## INFORMATION SUPPLIED

================================

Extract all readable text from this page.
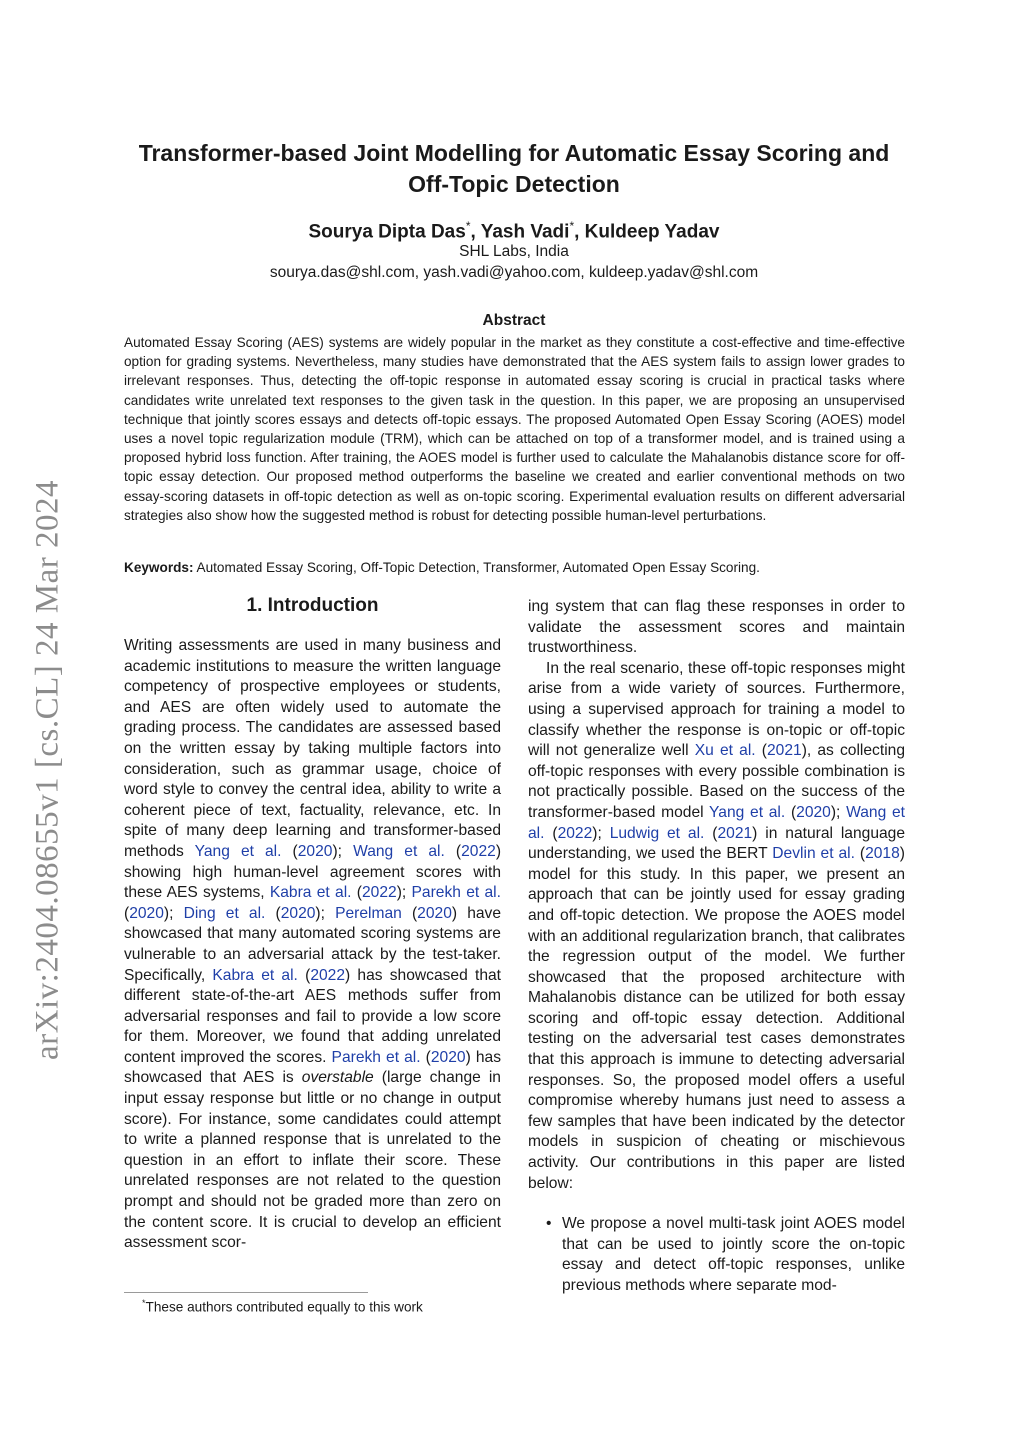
arXiv:2404.08655v1 [cs.CL] 24 Mar 2024
Transformer-based Joint Modelling for Automatic Essay Scoring and Off-Topic Detection
Sourya Dipta Das*, Yash Vadi*, Kuldeep Yadav
SHL Labs, India
sourya.das@shl.com, yash.vadi@yahoo.com, kuldeep.yadav@shl.com
Abstract
Automated Essay Scoring (AES) systems are widely popular in the market as they constitute a cost-effective and time-effective option for grading systems. Nevertheless, many studies have demonstrated that the AES system fails to assign lower grades to irrelevant responses. Thus, detecting the off-topic response in automated essay scoring is crucial in practical tasks where candidates write unrelated text responses to the given task in the question. In this paper, we are proposing an unsupervised technique that jointly scores essays and detects off-topic essays. The proposed Automated Open Essay Scoring (AOES) model uses a novel topic regularization module (TRM), which can be attached on top of a transformer model, and is trained using a proposed hybrid loss function. After training, the AOES model is further used to calculate the Mahalanobis distance score for off-topic essay detection. Our proposed method outperforms the baseline we created and earlier conventional methods on two essay-scoring datasets in off-topic detection as well as on-topic scoring. Experimental evaluation results on different adversarial strategies also show how the suggested method is robust for detecting possible human-level perturbations.
Keywords: Automated Essay Scoring, Off-Topic Detection, Transformer, Automated Open Essay Scoring.
1. Introduction

Writing assessments are used in many business and academic institutions to measure the written language competency of prospective employees or students, and AES are often widely used to automate the grading process. The candidates are assessed based on the written essay by taking multiple factors into consideration, such as grammar usage, choice of word style to convey the central idea, ability to write a coherent piece of text, factuality, relevance, etc. In spite of many deep learning and transformer-based methods Yang et al. (2020); Wang et al. (2022) showing high human-level agreement scores with these AES systems, Kabra et al. (2022); Parekh et al. (2020); Ding et al. (2020); Perelman (2020) have showcased that many automated scoring systems are vulnerable to an adversarial attack by the test-taker. Specifically, Kabra et al. (2022) has showcased that different state-of-the-art AES methods suffer from adversarial responses and fail to provide a low score for them. Moreover, we found that adding unrelated content improved the scores. Parekh et al. (2020) has showcased that AES is overstable (large change in input essay response but little or no change in output score). For instance, some candidates could attempt to write a planned response that is unrelated to the question in an effort to inflate their score. These unrelated responses are not related to the question prompt and should not be graded more than zero on the content score. It is crucial to develop an efficient assessment scor-

ing system that can flag these responses in order to validate the assessment scores and maintain trustworthiness.

In the real scenario, these off-topic responses might arise from a wide variety of sources. Furthermore, using a supervised approach for training a model to classify whether the response is on-topic or off-topic will not generalize well Xu et al. (2021), as collecting off-topic responses with every possible combination is not practically possible. Based on the success of the transformer-based model Yang et al. (2020); Wang et al. (2022); Ludwig et al. (2021) in natural language understanding, we used the BERT Devlin et al. (2018) model for this study. In this paper, we present an approach that can be jointly used for essay grading and off-topic detection. We propose the AOES model with an additional regularization branch, that calibrates the regression output of the model. We further showcased that the proposed architecture with Mahalanobis distance can be utilized for both essay scoring and off-topic essay detection. Additional testing on the adversarial test cases demonstrates that this approach is immune to detecting adversarial responses. So, the proposed model offers a useful compromise whereby humans just need to assess a few samples that have been indicated by the detector models in suspicion of cheating or mischievous activity. Our contributions in this paper are listed below:

• We propose a novel multi-task joint AOES model that can be used to jointly score the on-topic essay and detect off-topic responses, unlike previous methods where separate mod-
*These authors contributed equally to this work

================================

## AIM OF THE TASK
Every line is to be duplicated exactly, though pictures stay out.

## WRITTEN ANSWER
Extract all readable text from this page.
arXiv:2404.08655v1 [cs.CL] 24 Mar 2024
Transformer-based Joint Modelling for Automatic Essay Scoring and Off-Topic Detection
Sourya Dipta Das*, Yash Vadi*, Kuldeep Yadav
SHL Labs, India
sourya.das@shl.com, yash.vadi@yahoo.com, kuldeep.yadav@shl.com
Abstract
Automated Essay Scoring (AES) systems are widely popular in the market as they constitute a cost-effective and time-effective option for grading systems. Nevertheless, many studies have demonstrated that the AES system fails to assign lower grades to irrelevant responses. Thus, detecting the off-topic response in automated essay scoring is crucial in practical tasks where candidates write unrelated text responses to the given task in the question. In this paper, we are proposing an unsupervised technique that jointly scores essays and detects off-topic essays. The proposed Automated Open Essay Scoring (AOES) model uses a novel topic regularization module (TRM), which can be attached on top of a transformer model, and is trained using a proposed hybrid loss function. After training, the AOES model is further used to calculate the Mahalanobis distance score for off-topic essay detection. Our proposed method outperforms the baseline we created and earlier conventional methods on two essay-scoring datasets in off-topic detection as well as on-topic scoring. Experimental evaluation results on different adversarial strategies also show how the suggested method is robust for detecting possible human-level perturbations.
Keywords: Automated Essay Scoring, Off-Topic Detection, Transformer, Automated Open Essay Scoring.
1. Introduction

Writing assessments are used in many business and academic institutions to measure the written language competency of prospective employees or students, and AES are often widely used to automate the grading process. The candidates are assessed based on the written essay by taking multiple factors into consideration, such as grammar usage, choice of word style to convey the central idea, ability to write a coherent piece of text, factuality, relevance, etc. In spite of many deep learning and transformer-based methods Yang et al. (2020); Wang et al. (2022) showing high human-level agreement scores with these AES systems, Kabra et al. (2022); Parekh et al. (2020); Ding et al. (2020); Perelman (2020) have showcased that many automated scoring systems are vulnerable to an adversarial attack by the test-taker. Specifically, Kabra et al. (2022) has showcased that different state-of-the-art AES methods suffer from adversarial responses and fail to provide a low score for them. Moreover, we found that adding unrelated content improved the scores. Parekh et al. (2020) has showcased that AES is overstable (large change in input essay response but little or no change in output score). For instance, some candidates could attempt to write a planned response that is unrelated to the question in an effort to inflate their score. These unrelated responses are not related to the question prompt and should not be graded more than zero on the content score. It is crucial to develop an efficient assessment scor-

ing system that can flag these responses in order to validate the assessment scores and maintain trustworthiness.

In the real scenario, these off-topic responses might arise from a wide variety of sources. Furthermore, using a supervised approach for training a model to classify whether the response is on-topic or off-topic will not generalize well Xu et al. (2021), as collecting off-topic responses with every possible combination is not practically possible. Based on the success of the transformer-based model Yang et al. (2020); Wang et al. (2022); Ludwig et al. (2021) in natural language understanding, we used the BERT Devlin et al. (2018) model for this study. In this paper, we present an approach that can be jointly used for essay grading and off-topic detection. We propose the AOES model with an additional regularization branch, that calibrates the regression output of the model. We further showcased that the proposed architecture with Mahalanobis distance can be utilized for both essay scoring and off-topic essay detection. Additional testing on the adversarial test cases demonstrates that this approach is immune to detecting adversarial responses. So, the proposed model offers a useful compromise whereby humans just need to assess a few samples that have been indicated by the detector models in suspicion of cheating or mischievous activity. Our contributions in this paper are listed below:

• We propose a novel multi-task joint AOES model that can be used to jointly score the on-topic essay and detect off-topic responses, unlike previous methods where separate mod-
*These authors contributed equally to this work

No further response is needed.